** START Exercise data **
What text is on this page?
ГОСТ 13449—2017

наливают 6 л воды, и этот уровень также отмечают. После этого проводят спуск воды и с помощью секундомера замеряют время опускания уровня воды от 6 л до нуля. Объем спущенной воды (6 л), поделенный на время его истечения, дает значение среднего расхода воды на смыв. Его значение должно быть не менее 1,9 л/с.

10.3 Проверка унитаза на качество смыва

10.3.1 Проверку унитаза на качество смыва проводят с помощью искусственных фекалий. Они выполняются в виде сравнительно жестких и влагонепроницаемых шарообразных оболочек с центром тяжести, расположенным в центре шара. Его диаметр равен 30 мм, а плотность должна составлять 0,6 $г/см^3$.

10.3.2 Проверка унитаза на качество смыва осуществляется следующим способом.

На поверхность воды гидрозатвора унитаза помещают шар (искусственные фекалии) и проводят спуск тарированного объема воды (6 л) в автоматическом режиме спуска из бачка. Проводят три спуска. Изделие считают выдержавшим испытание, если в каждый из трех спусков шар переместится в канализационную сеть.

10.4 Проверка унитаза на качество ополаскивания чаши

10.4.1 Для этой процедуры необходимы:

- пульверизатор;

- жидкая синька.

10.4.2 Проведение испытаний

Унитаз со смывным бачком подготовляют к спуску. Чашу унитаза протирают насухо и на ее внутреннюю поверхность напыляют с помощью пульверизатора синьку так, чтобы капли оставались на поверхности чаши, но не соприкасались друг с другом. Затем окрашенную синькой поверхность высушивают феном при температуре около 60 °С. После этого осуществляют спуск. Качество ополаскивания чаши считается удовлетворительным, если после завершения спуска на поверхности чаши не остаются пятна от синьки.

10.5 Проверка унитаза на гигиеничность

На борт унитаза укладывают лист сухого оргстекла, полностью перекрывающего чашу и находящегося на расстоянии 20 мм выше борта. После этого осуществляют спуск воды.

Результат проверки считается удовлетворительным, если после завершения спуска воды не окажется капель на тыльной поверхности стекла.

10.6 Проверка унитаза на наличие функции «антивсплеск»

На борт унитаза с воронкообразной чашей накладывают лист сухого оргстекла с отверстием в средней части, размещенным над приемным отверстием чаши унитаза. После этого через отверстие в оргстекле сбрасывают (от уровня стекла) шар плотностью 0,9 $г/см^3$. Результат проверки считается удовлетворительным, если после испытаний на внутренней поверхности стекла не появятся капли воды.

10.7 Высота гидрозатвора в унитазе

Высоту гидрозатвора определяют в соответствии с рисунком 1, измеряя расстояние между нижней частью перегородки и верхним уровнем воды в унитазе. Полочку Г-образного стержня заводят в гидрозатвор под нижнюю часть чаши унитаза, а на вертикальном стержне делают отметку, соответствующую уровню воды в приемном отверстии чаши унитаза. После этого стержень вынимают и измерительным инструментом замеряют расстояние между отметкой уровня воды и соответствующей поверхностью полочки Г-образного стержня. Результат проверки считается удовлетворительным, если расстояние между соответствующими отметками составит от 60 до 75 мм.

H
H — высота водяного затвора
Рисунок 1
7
** END Exercise data **
● What you need to do: Copy the records above exactly as they appear.

● In response:
What text is on this page?
ГОСТ 13449—2017

наливают 6 л воды, и этот уровень также отмечают. После этого проводят спуск воды и с помощью секундомера замеряют время опускания уровня воды от 6 л до нуля. Объем спущенной воды (6 л), поделенный на время его истечения, дает значение среднего расхода воды на смыв. Его значение должно быть не менее 1,9 л/с.

10.3 Проверка унитаза на качество смыва

10.3.1 Проверку унитаза на качество смыва проводят с помощью искусственных фекалий. Они выполняются в виде сравнительно жестких и влагонепроницаемых шарообразных оболочек с центром тяжести, расположенным в центре шара. Его диаметр равен 30 мм, а плотность должна составлять 0,6 $г/см^3$.

10.3.2 Проверка унитаза на качество смыва осуществляется следующим способом.

На поверхность воды гидрозатвора унитаза помещают шар (искусственные фекалии) и проводят спуск тарированного объема воды (6 л) в автоматическом режиме спуска из бачка. Проводят три спуска. Изделие считают выдержавшим испытание, если в каждый из трех спусков шар переместится в канализационную сеть.

10.4 Проверка унитаза на качество ополаскивания чаши

10.4.1 Для этой процедуры необходимы:

- пульверизатор;

- жидкая синька.

10.4.2 Проведение испытаний

Унитаз со смывным бачком подготовляют к спуску. Чашу унитаза протирают насухо и на ее внутреннюю поверхность напыляют с помощью пульверизатора синьку так, чтобы капли оставались на поверхности чаши, но не соприкасались друг с другом. Затем окрашенную синькой поверхность высушивают феном при температуре около 60 °С. После этого осуществляют спуск. Качество ополаскивания чаши считается удовлетворительным, если после завершения спуска на поверхности чаши не остаются пятна от синьки.

10.5 Проверка унитаза на гигиеничность

На борт унитаза укладывают лист сухого оргстекла, полностью перекрывающего чашу и находящегося на расстоянии 20 мм выше борта. После этого осуществляют спуск воды.

Результат проверки считается удовлетворительным, если после завершения спуска воды не окажется капель на тыльной поверхности стекла.

10.6 Проверка унитаза на наличие функции «антивсплеск»

На борт унитаза с воронкообразной чашей накладывают лист сухого оргстекла с отверстием в средней части, размещенным над приемным отверстием чаши унитаза. После этого через отверстие в оргстекле сбрасывают (от уровня стекла) шар плотностью 0,9 $г/см^3$. Результат проверки считается удовлетворительным, если после испытаний на внутренней поверхности стекла не появятся капли воды.

10.7 Высота гидрозатвора в унитазе

Высоту гидрозатвора определяют в соответствии с рисунком 1, измеряя расстояние между нижней частью перегородки и верхним уровнем воды в унитазе. Полочку Г-образного стержня заводят в гидрозатвор под нижнюю часть чаши унитаза, а на вертикальном стержне делают отметку, соответствующую уровню воды в приемном отверстии чаши унитаза. После этого стержень вынимают и измерительным инструментом замеряют расстояние между отметкой уровня воды и соответствующей поверхностью полочки Г-образного стержня. Результат проверки считается удовлетворительным, если расстояние между соответствующими отметками составит от 60 до 75 мм.

H
H — высота водяного затвора
Рисунок 1
7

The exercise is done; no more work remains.